### The task:
Could you give the data below again, exactly and completely?

(Dataset entries)
##############################

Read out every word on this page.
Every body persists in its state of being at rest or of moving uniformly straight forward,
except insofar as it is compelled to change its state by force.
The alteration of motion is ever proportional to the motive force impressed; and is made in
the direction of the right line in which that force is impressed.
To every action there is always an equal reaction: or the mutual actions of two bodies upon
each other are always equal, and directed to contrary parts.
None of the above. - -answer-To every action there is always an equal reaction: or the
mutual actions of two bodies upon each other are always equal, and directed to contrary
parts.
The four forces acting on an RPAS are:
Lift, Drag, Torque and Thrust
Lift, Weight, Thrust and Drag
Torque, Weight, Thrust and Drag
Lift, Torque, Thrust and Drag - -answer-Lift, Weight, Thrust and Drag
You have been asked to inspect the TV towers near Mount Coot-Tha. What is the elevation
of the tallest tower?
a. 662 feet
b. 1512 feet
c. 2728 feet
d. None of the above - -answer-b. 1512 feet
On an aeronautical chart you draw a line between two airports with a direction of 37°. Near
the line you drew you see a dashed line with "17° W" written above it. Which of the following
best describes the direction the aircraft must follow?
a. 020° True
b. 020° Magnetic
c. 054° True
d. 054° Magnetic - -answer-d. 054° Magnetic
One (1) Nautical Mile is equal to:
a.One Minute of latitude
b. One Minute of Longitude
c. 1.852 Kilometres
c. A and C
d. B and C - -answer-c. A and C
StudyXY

##############################

### Task result:
Read out every word on this page.
Every body persists in its state of being at rest or of moving uniformly straight forward,
except insofar as it is compelled to change its state by force.
The alteration of motion is ever proportional to the motive force impressed; and is made in
the direction of the right line in which that force is impressed.
To every action there is always an equal reaction: or the mutual actions of two bodies upon
each other are always equal, and directed to contrary parts.
None of the above. - -answer-To every action there is always an equal reaction: or the
mutual actions of two bodies upon each other are always equal, and directed to contrary
parts.
The four forces acting on an RPAS are:
Lift, Drag, Torque and Thrust
Lift, Weight, Thrust and Drag
Torque, Weight, Thrust and Drag
Lift, Torque, Thrust and Drag - -answer-Lift, Weight, Thrust and Drag
You have been asked to inspect the TV towers near Mount Coot-Tha. What is the elevation
of the tallest tower?
a. 662 feet
b. 1512 feet
c. 2728 feet
d. None of the above - -answer-b. 1512 feet
On an aeronautical chart you draw a line between two airports with a direction of 37°. Near
the line you drew you see a dashed line with "17° W" written above it. Which of the following
best describes the direction the aircraft must follow?
a. 020° True
b. 020° Magnetic
c. 054° True
d. 054° Magnetic - -answer-d. 054° Magnetic
One (1) Nautical Mile is equal to:
a.One Minute of latitude
b. One Minute of Longitude
c. 1.852 Kilometres
c. A and C
d. B and C - -answer-c. A and C
StudyXY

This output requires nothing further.